Modeling studies by the UCLA group and comparison with published studies showed that chlorine and iodine chemistry can lead to an increase of ozone levels of 8% (4.5 ppb increase at a 55 ppb base value) in the morning in coastal urban areas in California. The afternoon ozone peak of 76 ppb, on a moderately polluted day, increased by 4% or 3.5 ppb. The presence of halogens also increases OH concentrations by up to 10% and changes the NO/NO2 ratio. The observation of N2O5 shows that the formation of ClNO2 should be considered as an important source of reactive chlorine. Because chlorine and iodine chemistry are linked, the inclusion of iodine chemistry increases chlorine levels in our model and leads to enhanced formation of ozone away from the coastal zone. Models of halogen chemistry should thus always include all three halogen species: chlorine, bromine, and iodine. It should be noted that the model calculations in this project were intended to give more insights into the chemistry of halogens and ozone, rather than to provide an accurate quantification on the ozone levels in the LA-Basin.

**Listings of annotated regions:**
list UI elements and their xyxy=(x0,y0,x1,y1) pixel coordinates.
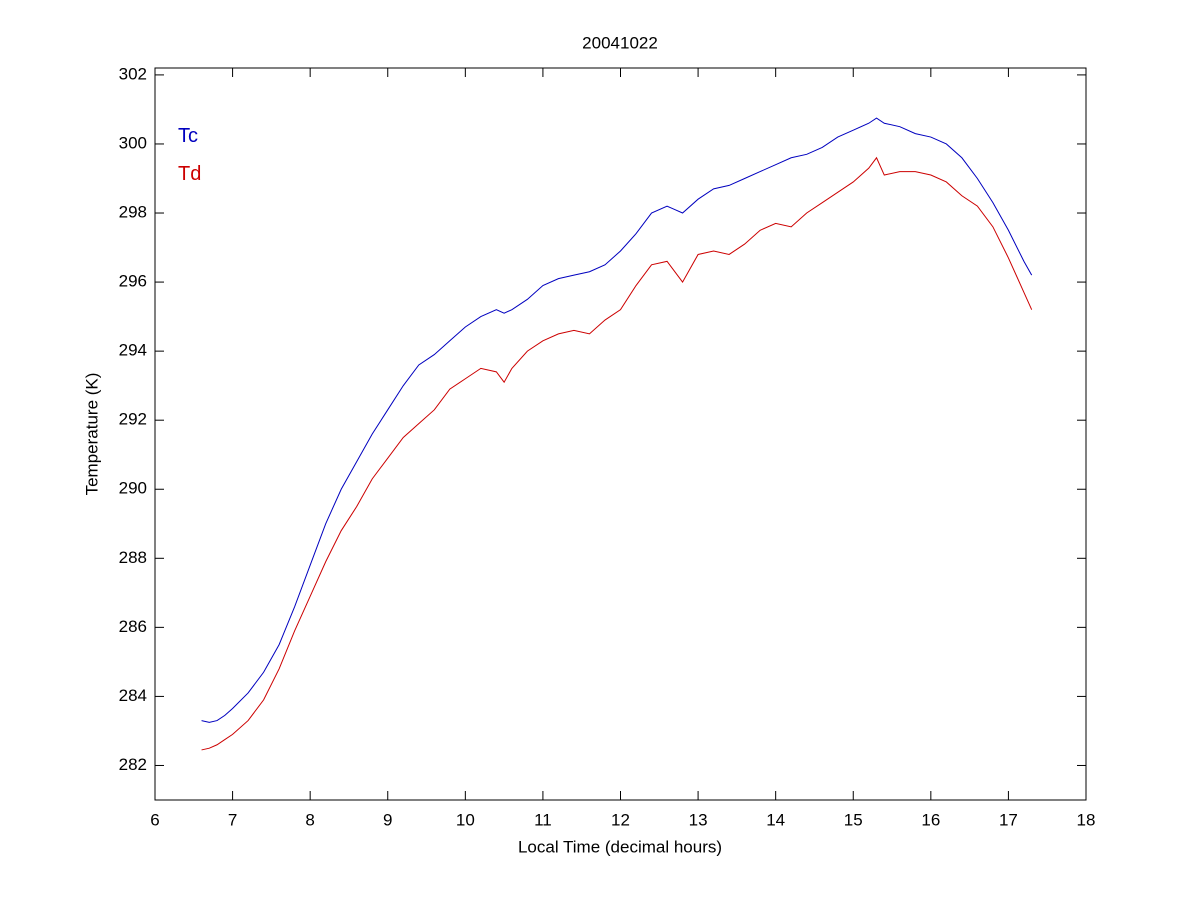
y-tick-label: 286 xyxy=(119,617,147,636)
x-tick-label: 18 xyxy=(1077,810,1096,829)
x-tick-label: 7 xyxy=(228,810,237,829)
x-axis-label: Local Time (decimal hours) xyxy=(518,837,722,856)
x-tick-label: 12 xyxy=(611,810,630,829)
y-tick-label: 292 xyxy=(119,410,147,429)
x-tick-label: 11 xyxy=(534,810,552,829)
x-tick-label: 6 xyxy=(150,810,159,829)
y-tick-label: 290 xyxy=(119,479,147,498)
y-tick-label: 298 xyxy=(119,203,147,222)
y-tick-label: 294 xyxy=(119,341,147,360)
y-tick-label: 282 xyxy=(119,755,147,774)
y-tick-label: 302 xyxy=(119,64,147,83)
x-tick-label: 14 xyxy=(766,810,785,829)
y-tick-label: 300 xyxy=(119,133,147,152)
x-tick-label: 13 xyxy=(689,810,708,829)
x-tick-label: 17 xyxy=(999,810,1018,829)
series-line xyxy=(201,117,1033,723)
y-axis-label: Temperature (K) xyxy=(82,373,101,496)
y-tick-label: 296 xyxy=(119,272,147,291)
x-tick-label: 10 xyxy=(456,810,475,829)
x-tick-label: 8 xyxy=(305,810,314,829)
y-tick-label: 288 xyxy=(119,548,147,567)
x-tick-label: 9 xyxy=(383,810,392,829)
legend-entry: Tc xyxy=(178,125,198,147)
chart-title: 20041022 xyxy=(582,33,658,52)
series-line xyxy=(201,156,1033,751)
plot-box xyxy=(154,67,1087,801)
x-tick-label: 15 xyxy=(844,810,863,829)
legend-entry: Td xyxy=(178,163,202,185)
x-tick-label: 16 xyxy=(921,810,940,829)
y-tick-label: 284 xyxy=(119,686,147,705)
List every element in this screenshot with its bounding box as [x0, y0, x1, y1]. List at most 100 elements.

**To do:**
1. Output the rows from the one containing "y-tick-label: 286 xyxy=(119,617,147,636)" down to the one containing "y-tick-label: 298 xyxy=(119,203,147,222)", both included, as a numbered list with blank lines omitted.
2. Write what comes next in the passage on halogen chemistry and coastal ozone levels, starting after its final sentence.
The passage and the rows have nothing to do with each other.

**Answers provided:**
1.
1. y-tick-label: 286 xyxy=(119,617,147,636)
2. x-tick-label: 18 xyxy=(1077,810,1096,829)
3. x-tick-label: 7 xyxy=(228,810,237,829)
4. x-axis-label: Local Time (decimal hours) xyxy=(518,837,722,856)
5. x-tick-label: 12 xyxy=(611,810,630,829)
6. y-tick-label: 292 xyxy=(119,410,147,429)
7. x-tick-label: 11 xyxy=(534,810,552,829)
8. x-tick-label: 6 xyxy=(150,810,159,829)
9. y-tick-label: 290 xyxy=(119,479,147,498)
10. y-tick-label: 298 xyxy=(119,203,147,222)

2.
The results of our study also revealed a lack in our understanding of the chemistry forming Cl2 at night, and suggested the importance of as-yet-unidentified iodine reactions. While we have identified kelp as an important source of iodine and probably also of bromine, we cannot estimate the total amount of halogens that are emitted from this source along the California coast.
Our results clearly show that halogen chemistry will impact atmospheric chemistry in Southern California. However, the uncertainties in the chemistry and the sources of halogens make it challenging to give an accurate quantitative assessment of the impact of halogens on the formation of ozone and particles in the Los Angeles Basin. Further research is needed to close the gaps in our understanding of halogen chemistry in polluted coastal areas.